Start of Given data

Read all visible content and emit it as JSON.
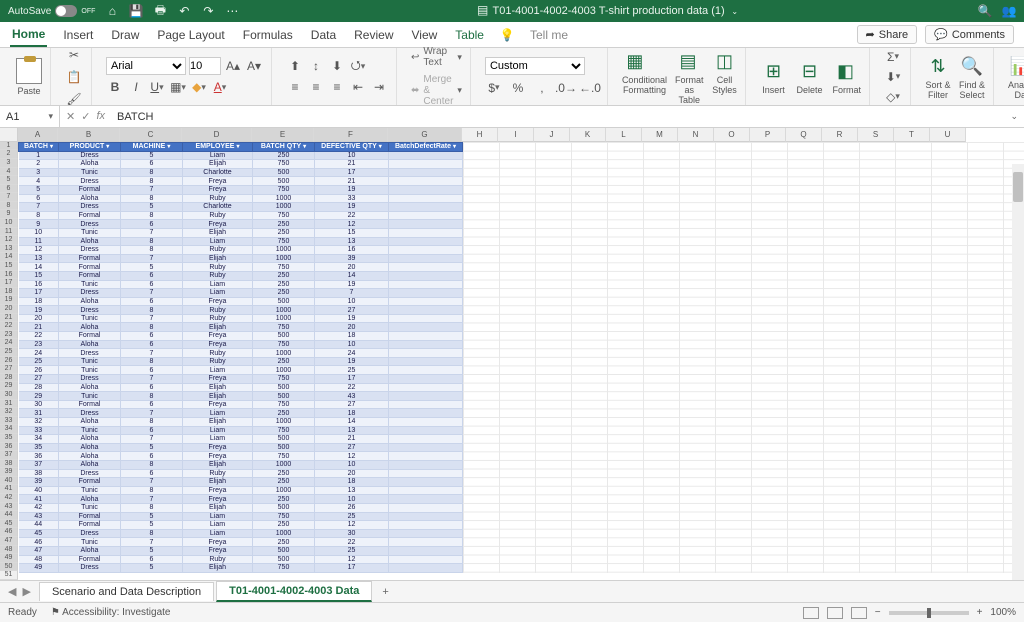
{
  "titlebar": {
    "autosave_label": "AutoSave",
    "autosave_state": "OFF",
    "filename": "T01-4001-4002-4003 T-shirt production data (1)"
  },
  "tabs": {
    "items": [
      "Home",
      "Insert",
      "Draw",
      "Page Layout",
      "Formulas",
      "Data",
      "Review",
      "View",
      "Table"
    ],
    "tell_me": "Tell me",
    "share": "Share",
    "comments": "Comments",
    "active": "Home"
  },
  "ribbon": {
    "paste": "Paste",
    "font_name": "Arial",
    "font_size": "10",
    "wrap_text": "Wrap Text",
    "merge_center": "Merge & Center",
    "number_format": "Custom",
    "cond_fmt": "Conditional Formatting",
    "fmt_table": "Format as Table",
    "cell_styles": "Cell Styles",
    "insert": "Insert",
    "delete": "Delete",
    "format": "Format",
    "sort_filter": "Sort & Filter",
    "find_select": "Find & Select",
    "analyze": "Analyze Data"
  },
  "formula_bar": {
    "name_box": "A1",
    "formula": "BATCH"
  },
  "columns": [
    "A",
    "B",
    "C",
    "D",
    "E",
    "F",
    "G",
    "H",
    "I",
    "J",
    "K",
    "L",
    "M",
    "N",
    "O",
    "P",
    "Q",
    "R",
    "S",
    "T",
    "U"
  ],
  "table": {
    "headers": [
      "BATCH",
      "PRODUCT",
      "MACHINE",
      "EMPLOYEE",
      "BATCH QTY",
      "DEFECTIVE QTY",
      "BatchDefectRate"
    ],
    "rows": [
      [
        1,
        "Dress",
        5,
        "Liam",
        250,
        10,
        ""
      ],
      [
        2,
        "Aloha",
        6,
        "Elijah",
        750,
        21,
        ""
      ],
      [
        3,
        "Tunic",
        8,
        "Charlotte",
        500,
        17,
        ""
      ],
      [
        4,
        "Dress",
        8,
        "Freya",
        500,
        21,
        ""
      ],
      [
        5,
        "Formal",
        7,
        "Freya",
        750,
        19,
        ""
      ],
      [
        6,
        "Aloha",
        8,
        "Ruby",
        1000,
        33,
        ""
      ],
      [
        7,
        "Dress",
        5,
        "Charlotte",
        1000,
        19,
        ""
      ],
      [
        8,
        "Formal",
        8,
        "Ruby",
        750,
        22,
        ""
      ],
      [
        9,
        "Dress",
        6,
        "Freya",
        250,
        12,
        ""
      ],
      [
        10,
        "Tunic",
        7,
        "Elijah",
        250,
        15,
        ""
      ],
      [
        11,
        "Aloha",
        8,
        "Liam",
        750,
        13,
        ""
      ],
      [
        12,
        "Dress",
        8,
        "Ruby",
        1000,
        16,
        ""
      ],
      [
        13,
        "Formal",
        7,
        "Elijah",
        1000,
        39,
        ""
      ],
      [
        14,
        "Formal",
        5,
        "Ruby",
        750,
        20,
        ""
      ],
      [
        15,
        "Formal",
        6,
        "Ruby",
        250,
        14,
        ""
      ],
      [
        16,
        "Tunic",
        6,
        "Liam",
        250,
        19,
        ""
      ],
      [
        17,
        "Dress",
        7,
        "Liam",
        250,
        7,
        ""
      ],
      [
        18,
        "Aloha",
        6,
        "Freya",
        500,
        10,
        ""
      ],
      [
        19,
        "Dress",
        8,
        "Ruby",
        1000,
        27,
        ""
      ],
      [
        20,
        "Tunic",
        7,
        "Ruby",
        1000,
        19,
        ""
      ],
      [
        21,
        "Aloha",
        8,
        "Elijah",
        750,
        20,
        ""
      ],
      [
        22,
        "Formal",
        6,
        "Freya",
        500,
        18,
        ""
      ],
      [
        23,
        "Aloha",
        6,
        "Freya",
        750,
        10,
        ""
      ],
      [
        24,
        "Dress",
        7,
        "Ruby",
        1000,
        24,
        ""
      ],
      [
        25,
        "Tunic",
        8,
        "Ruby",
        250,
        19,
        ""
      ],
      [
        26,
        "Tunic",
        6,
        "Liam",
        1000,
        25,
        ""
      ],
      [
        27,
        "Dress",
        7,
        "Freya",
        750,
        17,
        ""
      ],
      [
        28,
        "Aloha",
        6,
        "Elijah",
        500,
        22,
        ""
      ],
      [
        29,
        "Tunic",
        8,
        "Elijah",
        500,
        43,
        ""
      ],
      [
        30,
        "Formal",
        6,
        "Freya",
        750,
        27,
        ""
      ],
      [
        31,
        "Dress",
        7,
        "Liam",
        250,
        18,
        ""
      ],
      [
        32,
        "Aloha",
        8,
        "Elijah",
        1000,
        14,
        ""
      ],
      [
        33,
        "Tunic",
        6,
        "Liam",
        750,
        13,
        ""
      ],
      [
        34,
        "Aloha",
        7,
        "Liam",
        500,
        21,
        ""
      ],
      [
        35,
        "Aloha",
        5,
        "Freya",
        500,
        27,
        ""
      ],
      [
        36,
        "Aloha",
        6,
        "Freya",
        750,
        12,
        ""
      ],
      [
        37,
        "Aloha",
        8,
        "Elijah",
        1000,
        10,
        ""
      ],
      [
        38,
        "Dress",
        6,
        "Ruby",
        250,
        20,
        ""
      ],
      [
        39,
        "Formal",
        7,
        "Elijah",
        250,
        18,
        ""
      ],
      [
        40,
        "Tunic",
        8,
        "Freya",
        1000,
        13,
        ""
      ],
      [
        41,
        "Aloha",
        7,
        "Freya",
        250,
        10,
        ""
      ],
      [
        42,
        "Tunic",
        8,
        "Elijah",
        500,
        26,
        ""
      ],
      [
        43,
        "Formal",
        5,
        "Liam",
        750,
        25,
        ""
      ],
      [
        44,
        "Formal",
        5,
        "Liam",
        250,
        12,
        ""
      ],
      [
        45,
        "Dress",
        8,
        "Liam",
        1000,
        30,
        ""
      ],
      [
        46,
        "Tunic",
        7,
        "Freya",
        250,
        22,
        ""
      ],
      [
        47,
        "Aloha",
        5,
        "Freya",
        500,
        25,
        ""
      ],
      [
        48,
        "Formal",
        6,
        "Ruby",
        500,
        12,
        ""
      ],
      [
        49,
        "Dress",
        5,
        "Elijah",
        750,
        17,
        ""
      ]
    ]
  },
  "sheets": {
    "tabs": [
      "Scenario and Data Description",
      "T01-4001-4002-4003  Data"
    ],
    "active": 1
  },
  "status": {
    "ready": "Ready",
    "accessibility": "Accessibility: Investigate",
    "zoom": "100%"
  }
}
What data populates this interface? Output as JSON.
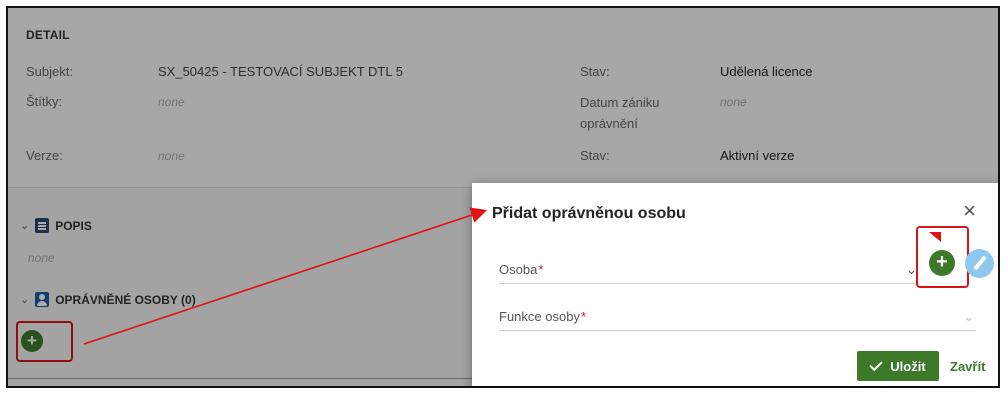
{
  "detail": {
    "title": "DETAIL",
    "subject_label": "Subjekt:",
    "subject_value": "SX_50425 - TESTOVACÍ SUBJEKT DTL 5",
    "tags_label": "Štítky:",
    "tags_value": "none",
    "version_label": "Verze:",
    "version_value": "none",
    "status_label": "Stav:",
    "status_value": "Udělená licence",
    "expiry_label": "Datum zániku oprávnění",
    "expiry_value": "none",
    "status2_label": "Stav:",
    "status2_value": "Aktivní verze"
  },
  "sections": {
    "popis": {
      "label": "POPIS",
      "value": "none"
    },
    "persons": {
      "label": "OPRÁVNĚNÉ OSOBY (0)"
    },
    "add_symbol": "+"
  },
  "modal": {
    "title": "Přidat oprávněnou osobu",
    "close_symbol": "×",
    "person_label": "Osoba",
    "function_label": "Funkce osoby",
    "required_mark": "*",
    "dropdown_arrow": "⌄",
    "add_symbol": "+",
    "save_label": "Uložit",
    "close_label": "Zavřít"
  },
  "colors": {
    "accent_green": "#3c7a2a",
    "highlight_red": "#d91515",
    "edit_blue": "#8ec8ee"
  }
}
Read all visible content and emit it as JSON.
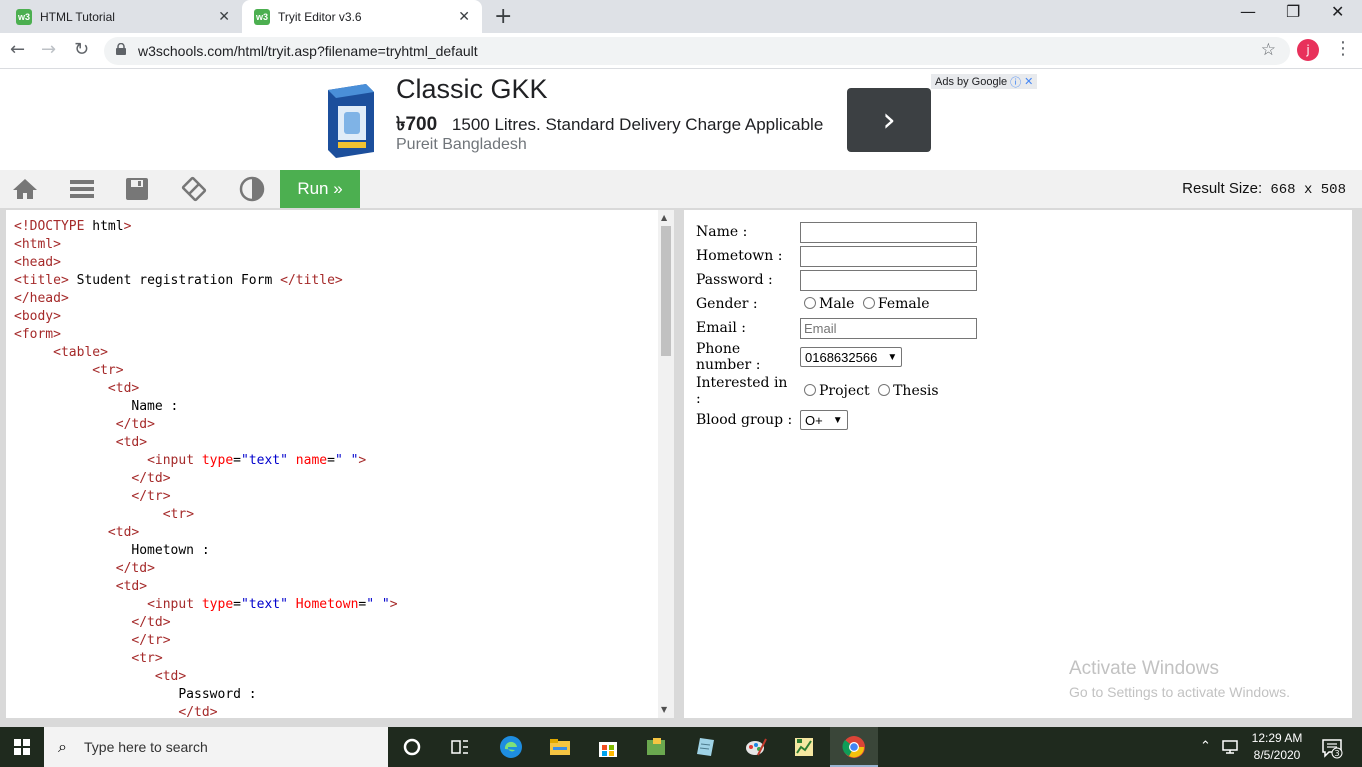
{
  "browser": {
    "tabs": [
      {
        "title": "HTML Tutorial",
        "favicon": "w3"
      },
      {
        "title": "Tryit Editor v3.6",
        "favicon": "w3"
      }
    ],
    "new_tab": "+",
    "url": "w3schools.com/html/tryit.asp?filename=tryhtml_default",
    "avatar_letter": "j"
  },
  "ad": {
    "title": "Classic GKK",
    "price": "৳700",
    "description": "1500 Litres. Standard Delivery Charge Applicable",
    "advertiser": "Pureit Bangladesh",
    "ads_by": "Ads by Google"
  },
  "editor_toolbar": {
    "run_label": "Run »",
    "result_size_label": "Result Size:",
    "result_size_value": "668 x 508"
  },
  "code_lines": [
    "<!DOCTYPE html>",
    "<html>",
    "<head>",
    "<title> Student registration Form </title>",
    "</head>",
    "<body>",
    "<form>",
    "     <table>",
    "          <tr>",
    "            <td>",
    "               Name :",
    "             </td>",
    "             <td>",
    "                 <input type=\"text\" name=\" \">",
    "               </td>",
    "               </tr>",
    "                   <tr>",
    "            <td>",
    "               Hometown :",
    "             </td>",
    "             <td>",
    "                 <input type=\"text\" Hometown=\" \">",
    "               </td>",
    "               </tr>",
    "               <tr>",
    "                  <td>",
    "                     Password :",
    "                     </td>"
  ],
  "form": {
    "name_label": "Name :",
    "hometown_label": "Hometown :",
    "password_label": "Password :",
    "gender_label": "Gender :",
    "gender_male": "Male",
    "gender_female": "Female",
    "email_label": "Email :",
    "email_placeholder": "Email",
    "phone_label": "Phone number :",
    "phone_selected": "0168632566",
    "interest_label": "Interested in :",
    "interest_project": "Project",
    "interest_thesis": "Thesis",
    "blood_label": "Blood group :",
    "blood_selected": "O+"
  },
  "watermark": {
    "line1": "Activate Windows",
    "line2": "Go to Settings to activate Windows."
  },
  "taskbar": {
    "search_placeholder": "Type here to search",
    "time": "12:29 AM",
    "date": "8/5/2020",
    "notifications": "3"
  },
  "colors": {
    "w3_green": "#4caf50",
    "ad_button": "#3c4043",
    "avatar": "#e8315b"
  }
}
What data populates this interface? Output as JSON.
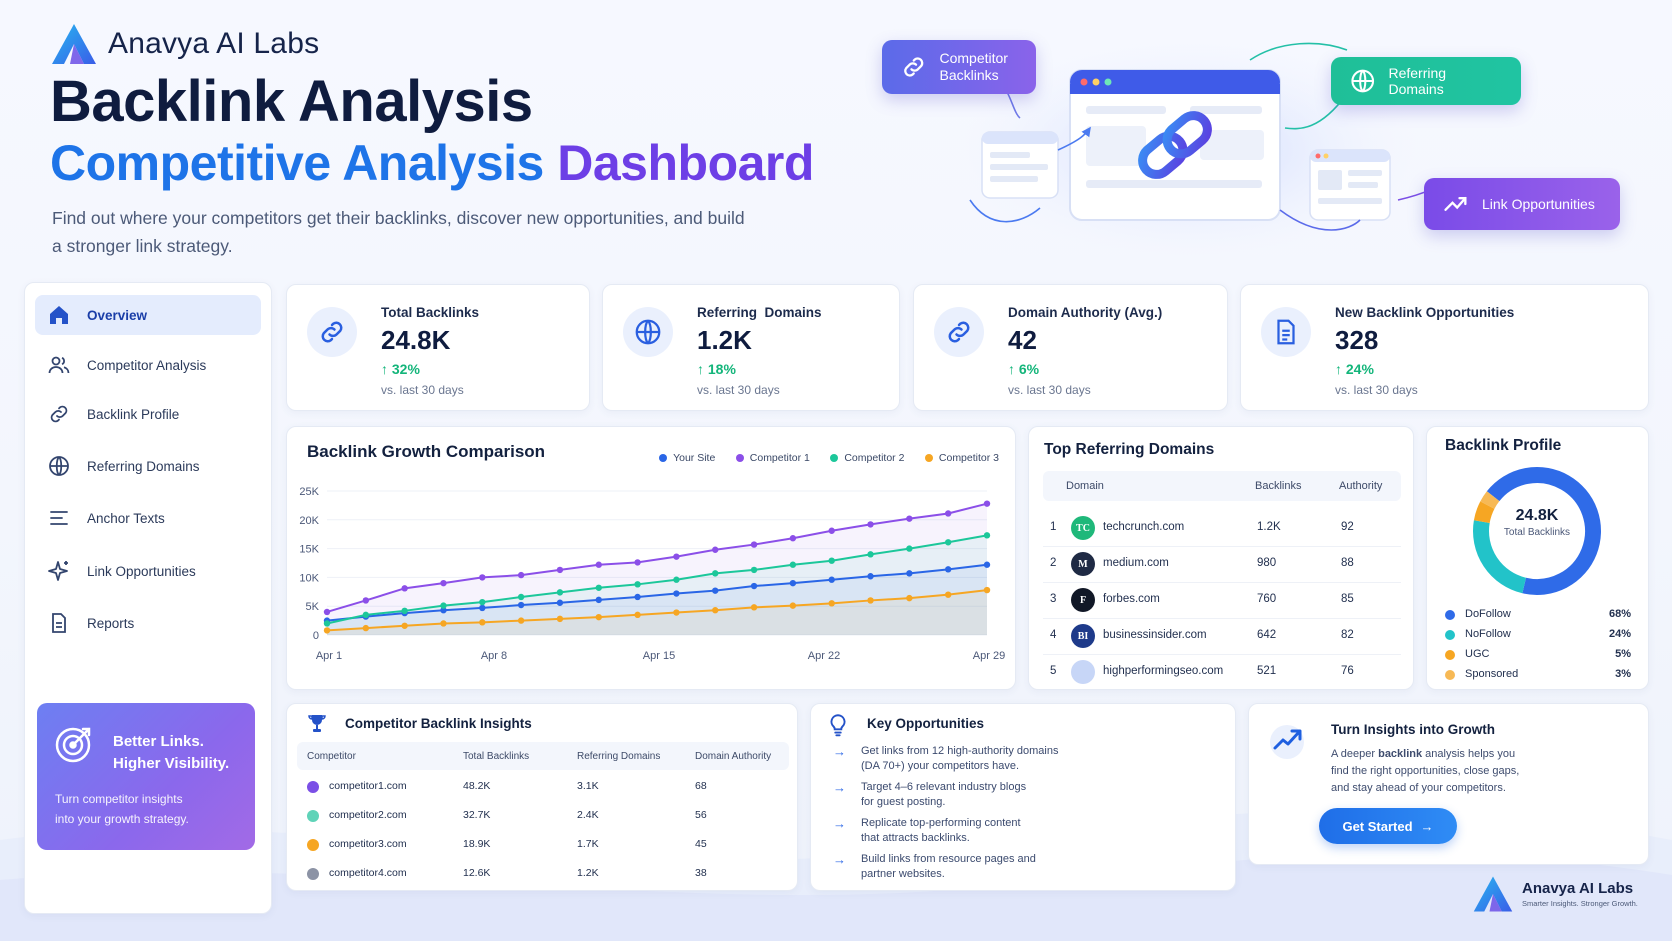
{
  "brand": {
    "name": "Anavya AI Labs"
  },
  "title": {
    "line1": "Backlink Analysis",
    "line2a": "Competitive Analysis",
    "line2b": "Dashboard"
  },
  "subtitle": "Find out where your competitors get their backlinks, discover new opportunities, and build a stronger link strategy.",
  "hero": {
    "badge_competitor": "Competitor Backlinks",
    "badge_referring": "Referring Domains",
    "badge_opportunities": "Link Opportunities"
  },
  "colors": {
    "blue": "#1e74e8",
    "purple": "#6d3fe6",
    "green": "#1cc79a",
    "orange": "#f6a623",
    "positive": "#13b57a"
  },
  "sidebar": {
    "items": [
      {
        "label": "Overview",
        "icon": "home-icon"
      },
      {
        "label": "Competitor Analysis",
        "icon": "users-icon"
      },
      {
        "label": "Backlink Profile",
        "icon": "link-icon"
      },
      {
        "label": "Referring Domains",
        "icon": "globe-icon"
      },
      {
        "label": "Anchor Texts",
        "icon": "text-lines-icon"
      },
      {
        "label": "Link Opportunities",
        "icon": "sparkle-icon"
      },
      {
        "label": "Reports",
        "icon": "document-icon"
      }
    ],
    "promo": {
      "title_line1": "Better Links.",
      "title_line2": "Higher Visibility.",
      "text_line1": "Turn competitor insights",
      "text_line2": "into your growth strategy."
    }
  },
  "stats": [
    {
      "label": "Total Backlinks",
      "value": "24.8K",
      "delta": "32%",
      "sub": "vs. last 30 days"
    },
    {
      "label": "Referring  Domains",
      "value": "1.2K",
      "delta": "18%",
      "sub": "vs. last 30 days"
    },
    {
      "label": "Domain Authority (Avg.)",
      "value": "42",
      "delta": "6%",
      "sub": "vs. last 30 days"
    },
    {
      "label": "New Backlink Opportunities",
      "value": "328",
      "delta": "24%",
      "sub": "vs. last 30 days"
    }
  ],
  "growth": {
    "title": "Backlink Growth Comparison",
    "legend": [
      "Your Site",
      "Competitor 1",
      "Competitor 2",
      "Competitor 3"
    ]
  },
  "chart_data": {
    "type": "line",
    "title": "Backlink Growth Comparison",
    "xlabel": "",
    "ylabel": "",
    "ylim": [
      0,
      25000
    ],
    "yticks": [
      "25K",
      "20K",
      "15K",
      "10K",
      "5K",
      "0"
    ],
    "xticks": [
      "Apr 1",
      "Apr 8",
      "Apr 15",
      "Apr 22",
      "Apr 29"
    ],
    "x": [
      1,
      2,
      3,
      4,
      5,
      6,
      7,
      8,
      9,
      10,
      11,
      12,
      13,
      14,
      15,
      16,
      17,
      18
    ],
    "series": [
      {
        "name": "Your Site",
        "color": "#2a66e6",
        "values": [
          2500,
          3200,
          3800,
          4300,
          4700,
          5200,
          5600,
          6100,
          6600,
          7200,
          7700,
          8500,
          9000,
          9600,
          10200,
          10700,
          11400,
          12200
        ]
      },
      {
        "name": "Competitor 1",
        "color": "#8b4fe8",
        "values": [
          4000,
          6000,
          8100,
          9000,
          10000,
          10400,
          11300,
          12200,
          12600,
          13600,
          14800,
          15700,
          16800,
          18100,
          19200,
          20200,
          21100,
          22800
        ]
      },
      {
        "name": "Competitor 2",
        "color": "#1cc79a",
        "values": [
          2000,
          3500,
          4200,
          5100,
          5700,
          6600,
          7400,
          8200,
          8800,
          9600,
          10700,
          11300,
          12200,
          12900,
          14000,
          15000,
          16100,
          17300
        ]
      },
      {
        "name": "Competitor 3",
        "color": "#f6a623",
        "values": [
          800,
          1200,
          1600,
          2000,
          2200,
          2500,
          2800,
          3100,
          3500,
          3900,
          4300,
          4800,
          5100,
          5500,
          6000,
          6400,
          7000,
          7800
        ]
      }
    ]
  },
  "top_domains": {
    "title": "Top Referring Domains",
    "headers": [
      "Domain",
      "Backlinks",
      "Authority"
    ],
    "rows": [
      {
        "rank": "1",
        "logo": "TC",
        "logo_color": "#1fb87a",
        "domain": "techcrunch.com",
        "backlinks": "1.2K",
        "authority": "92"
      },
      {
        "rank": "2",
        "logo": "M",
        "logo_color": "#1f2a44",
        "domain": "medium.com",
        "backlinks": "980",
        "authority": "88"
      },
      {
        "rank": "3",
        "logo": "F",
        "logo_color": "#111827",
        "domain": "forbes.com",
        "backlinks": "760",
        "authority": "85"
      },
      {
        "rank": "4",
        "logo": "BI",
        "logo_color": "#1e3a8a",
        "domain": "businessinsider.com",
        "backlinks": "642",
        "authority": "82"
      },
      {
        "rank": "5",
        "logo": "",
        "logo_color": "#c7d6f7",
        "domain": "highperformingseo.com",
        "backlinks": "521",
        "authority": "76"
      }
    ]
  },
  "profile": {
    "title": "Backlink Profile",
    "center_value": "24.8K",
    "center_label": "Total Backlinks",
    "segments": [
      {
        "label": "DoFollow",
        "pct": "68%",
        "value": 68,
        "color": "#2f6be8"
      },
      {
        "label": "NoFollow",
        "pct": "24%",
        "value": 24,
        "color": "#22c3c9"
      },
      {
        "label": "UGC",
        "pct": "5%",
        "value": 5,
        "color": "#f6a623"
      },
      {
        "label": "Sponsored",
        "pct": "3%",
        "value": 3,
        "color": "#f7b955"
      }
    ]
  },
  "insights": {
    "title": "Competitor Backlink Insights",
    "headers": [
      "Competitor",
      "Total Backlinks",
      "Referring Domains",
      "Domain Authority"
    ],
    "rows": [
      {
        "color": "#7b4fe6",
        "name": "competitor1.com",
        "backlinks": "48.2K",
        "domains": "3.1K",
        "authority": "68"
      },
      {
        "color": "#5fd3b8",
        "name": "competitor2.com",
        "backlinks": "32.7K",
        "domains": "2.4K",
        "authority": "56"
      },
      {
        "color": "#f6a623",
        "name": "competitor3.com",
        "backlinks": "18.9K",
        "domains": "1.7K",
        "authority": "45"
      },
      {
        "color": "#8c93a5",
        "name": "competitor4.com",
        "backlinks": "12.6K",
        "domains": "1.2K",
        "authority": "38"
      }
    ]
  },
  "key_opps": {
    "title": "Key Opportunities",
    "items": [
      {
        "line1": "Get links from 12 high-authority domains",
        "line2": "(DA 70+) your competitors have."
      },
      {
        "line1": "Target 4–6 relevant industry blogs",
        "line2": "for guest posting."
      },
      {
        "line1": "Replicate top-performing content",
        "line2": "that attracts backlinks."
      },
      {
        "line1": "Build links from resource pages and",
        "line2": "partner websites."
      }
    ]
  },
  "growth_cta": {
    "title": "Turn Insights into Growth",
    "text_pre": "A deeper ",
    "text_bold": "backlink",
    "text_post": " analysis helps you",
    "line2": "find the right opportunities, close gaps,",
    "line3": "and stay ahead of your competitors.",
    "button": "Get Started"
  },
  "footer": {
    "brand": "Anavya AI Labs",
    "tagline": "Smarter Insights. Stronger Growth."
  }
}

End of Given data

▶ Work instructions
Which lines hold the string "Labs"? Copy all of them from the data above.

▶ Exercise solution
    "name": "Anavya AI Labs"
    "brand": "Anavya AI Labs",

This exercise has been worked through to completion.